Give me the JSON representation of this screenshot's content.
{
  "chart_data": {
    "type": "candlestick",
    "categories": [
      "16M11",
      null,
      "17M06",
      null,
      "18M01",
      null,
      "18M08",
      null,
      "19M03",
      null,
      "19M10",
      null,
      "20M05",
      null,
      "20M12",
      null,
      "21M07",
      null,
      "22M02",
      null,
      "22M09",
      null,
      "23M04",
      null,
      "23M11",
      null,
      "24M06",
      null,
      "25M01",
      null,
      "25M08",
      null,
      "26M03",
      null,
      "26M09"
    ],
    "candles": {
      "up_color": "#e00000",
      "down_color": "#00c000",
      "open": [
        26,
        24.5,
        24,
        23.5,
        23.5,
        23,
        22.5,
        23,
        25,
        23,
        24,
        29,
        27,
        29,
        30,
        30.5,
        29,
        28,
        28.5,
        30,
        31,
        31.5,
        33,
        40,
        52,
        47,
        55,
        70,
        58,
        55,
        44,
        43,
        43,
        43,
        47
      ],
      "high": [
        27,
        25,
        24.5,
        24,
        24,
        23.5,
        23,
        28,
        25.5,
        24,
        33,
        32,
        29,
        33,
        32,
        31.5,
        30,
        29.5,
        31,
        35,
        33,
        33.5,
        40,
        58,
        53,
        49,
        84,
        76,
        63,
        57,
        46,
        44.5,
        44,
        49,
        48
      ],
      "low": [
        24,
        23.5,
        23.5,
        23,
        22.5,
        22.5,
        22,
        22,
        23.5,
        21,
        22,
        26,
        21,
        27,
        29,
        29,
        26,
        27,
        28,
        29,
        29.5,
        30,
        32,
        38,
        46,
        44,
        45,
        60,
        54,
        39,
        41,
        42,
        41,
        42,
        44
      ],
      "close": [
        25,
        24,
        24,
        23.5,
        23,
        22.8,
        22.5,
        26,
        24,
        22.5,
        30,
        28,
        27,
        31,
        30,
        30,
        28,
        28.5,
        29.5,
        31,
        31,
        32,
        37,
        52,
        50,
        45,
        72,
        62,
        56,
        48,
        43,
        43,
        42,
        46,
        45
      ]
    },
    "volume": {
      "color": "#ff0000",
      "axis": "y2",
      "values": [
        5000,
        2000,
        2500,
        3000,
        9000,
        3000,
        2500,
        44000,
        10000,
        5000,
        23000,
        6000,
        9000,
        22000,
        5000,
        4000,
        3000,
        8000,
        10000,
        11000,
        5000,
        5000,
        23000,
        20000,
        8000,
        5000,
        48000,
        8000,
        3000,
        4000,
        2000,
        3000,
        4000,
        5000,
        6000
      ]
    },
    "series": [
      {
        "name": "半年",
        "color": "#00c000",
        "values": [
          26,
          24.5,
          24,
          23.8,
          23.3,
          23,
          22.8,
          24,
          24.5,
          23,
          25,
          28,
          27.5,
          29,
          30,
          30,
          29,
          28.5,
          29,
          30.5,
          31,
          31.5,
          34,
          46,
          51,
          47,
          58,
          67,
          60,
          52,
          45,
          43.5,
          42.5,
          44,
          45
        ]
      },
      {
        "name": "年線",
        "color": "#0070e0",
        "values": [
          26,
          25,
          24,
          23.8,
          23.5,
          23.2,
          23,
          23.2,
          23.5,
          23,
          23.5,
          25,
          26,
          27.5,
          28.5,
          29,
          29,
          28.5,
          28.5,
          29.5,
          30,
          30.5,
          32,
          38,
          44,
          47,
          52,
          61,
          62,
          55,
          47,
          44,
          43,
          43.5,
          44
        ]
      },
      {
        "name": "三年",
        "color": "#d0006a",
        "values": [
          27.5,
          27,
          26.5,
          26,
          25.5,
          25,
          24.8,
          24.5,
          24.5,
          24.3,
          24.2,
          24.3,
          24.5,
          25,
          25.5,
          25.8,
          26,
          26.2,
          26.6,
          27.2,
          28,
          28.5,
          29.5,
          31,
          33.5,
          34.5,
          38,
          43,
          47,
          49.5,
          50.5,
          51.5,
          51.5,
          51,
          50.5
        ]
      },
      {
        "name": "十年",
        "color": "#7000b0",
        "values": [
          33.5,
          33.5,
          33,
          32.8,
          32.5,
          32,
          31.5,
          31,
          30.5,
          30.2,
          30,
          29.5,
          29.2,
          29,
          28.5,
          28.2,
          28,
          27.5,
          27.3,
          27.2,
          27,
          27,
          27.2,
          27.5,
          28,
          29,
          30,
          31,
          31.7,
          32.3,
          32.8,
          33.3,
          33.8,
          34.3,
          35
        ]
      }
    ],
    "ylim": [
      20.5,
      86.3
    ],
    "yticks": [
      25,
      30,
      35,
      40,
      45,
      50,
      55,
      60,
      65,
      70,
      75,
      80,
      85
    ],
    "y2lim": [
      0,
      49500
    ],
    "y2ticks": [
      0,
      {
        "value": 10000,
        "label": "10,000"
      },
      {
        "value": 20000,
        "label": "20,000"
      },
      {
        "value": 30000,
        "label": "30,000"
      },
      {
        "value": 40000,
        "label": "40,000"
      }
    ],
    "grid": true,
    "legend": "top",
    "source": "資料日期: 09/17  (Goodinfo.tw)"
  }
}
====
Goal: Read the entries and pick out all lines that include the word "label".

Task result:
        "label": "10,000"
        "label": "20,000"
        "label": "30,000"
        "label": "40,000"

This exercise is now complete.